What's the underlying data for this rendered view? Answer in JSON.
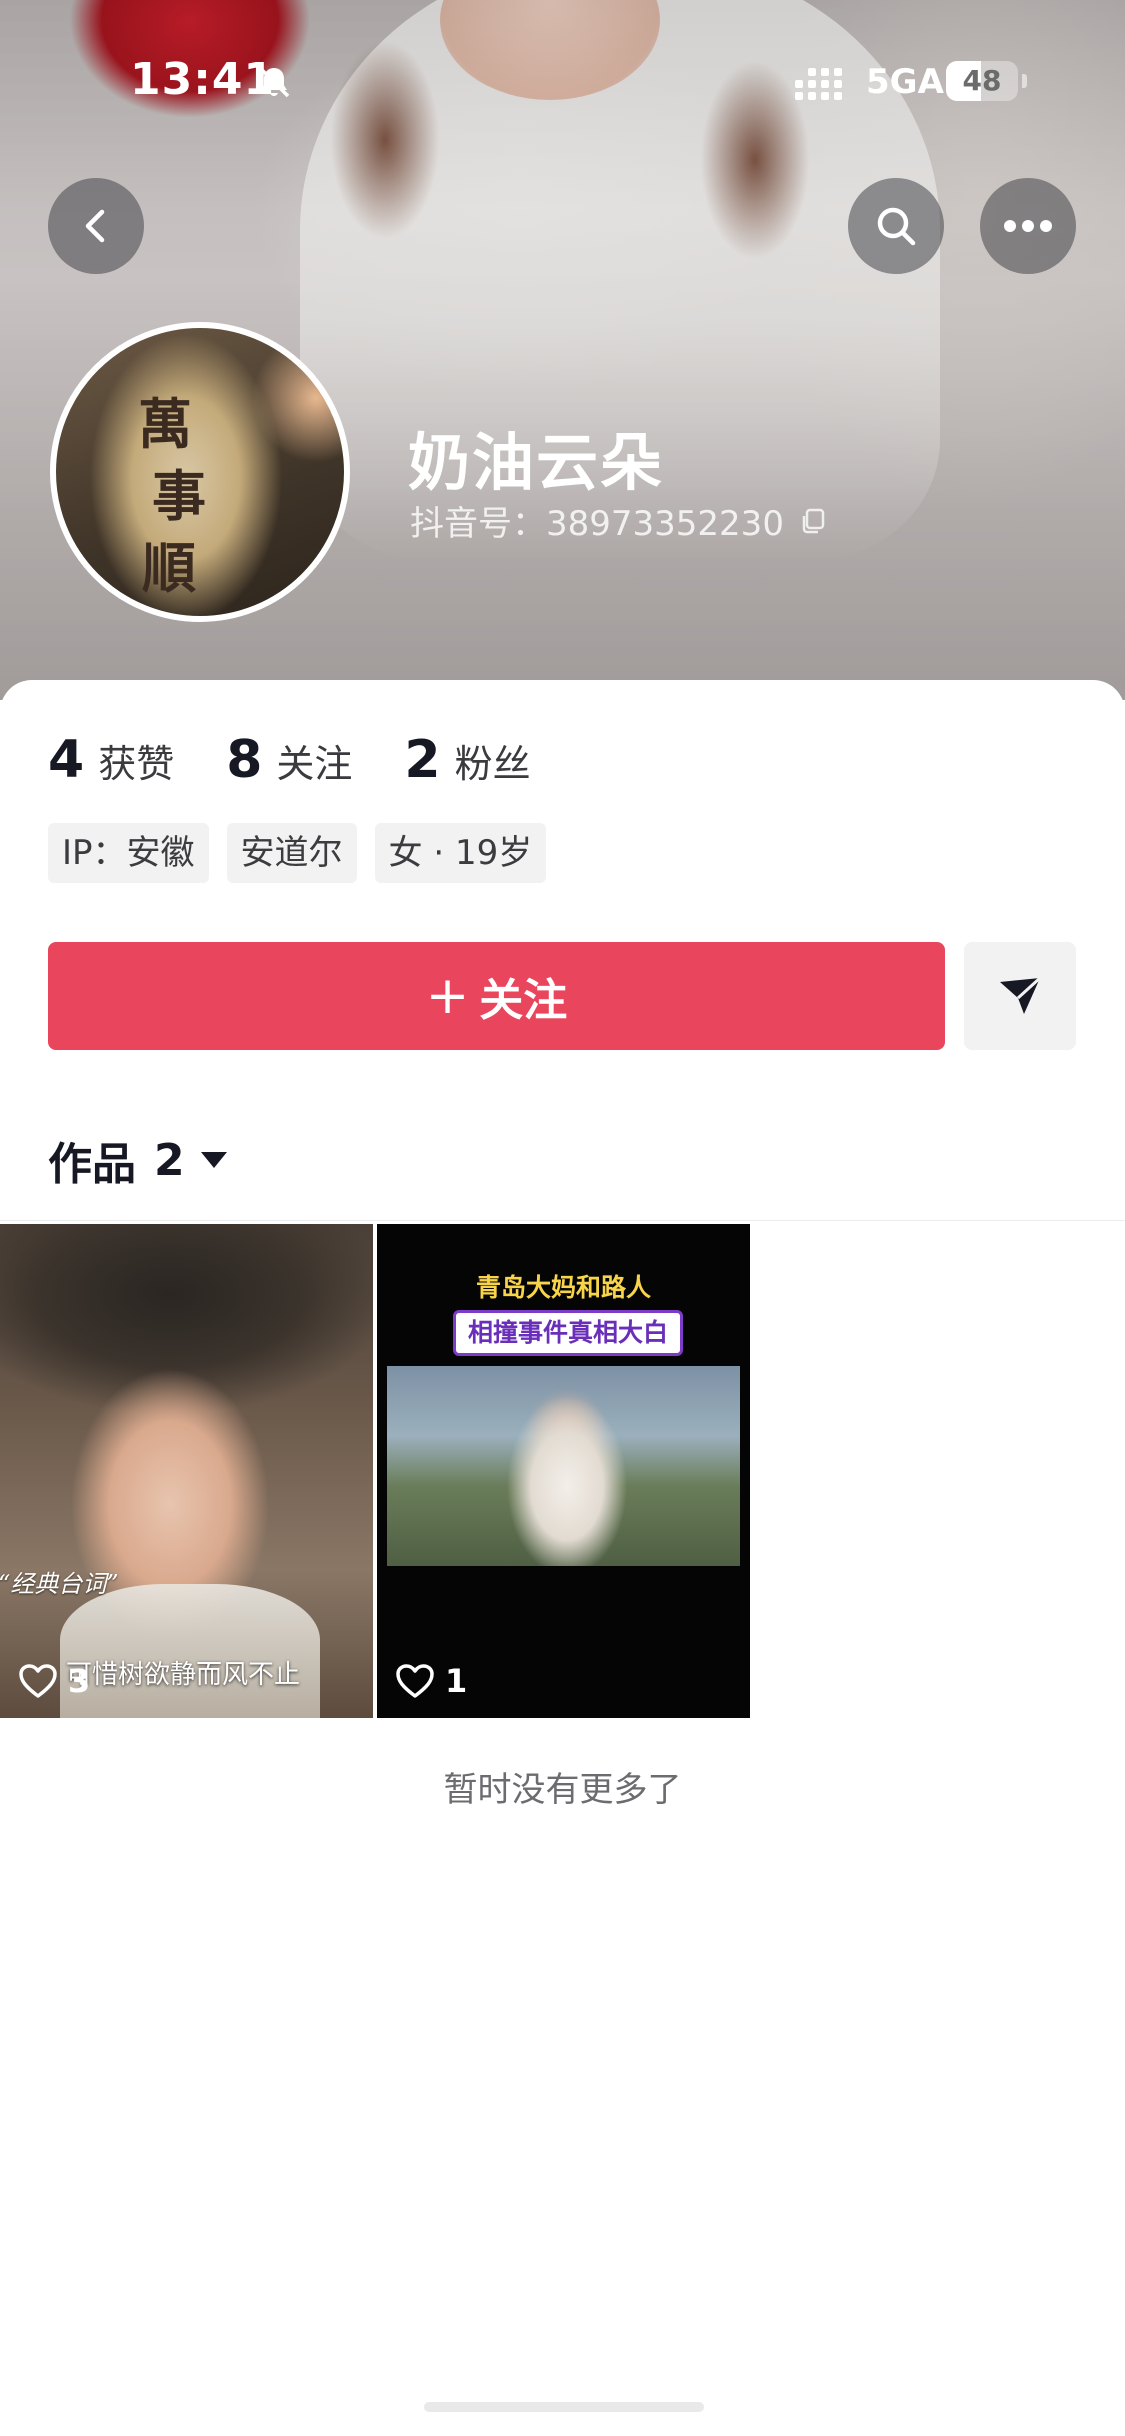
{
  "status_bar": {
    "time": "13:41",
    "network": "5GA",
    "battery": "48",
    "battery_level_percent": 48
  },
  "profile": {
    "nickname": "奶油云朵",
    "douyin_id": "抖音号：38973352230",
    "stats": [
      {
        "value": "4",
        "label": "获赞"
      },
      {
        "value": "8",
        "label": "关注"
      },
      {
        "value": "2",
        "label": "粉丝"
      }
    ],
    "tags": [
      "IP：安徽",
      "安道尔",
      "女 · 19岁"
    ],
    "avatar_text": "萬事順"
  },
  "actions": {
    "follow_label": "关注",
    "follow_plus": "+"
  },
  "works": {
    "tab_label": "作品",
    "count": "2",
    "items": [
      {
        "likes": "3",
        "caption_top": "“经典台词”",
        "caption_bottom": "可惜树欲静而风不止"
      },
      {
        "likes": "1",
        "title_line1": "青岛大妈和路人",
        "title_line2": "相撞事件真相大白"
      }
    ],
    "empty_text": "暂时没有更多了"
  },
  "colors": {
    "accent": "#e9455c",
    "tag_bg": "#f2f2f3"
  }
}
^^^^^^^^^^^^^^^^
Omit the pictures. Transcribe every record exactly.

__PROBLEM SOLUTION__
What's the underlying data for this rendered view? Answer in JSON.
{
  "status_bar": {
    "time": "13:41",
    "network": "5GA",
    "battery": "48",
    "battery_level_percent": 48
  },
  "profile": {
    "nickname": "奶油云朵",
    "douyin_id": "抖音号：38973352230",
    "stats": [
      {
        "value": "4",
        "label": "获赞"
      },
      {
        "value": "8",
        "label": "关注"
      },
      {
        "value": "2",
        "label": "粉丝"
      }
    ],
    "tags": [
      "IP：安徽",
      "安道尔",
      "女 · 19岁"
    ],
    "avatar_text": "萬事順"
  },
  "actions": {
    "follow_label": "关注",
    "follow_plus": "+"
  },
  "works": {
    "tab_label": "作品",
    "count": "2",
    "items": [
      {
        "likes": "3",
        "caption_top": "“经典台词”",
        "caption_bottom": "可惜树欲静而风不止"
      },
      {
        "likes": "1",
        "title_line1": "青岛大妈和路人",
        "title_line2": "相撞事件真相大白"
      }
    ],
    "empty_text": "暂时没有更多了"
  },
  "colors": {
    "accent": "#e9455c",
    "tag_bg": "#f2f2f3"
  }
}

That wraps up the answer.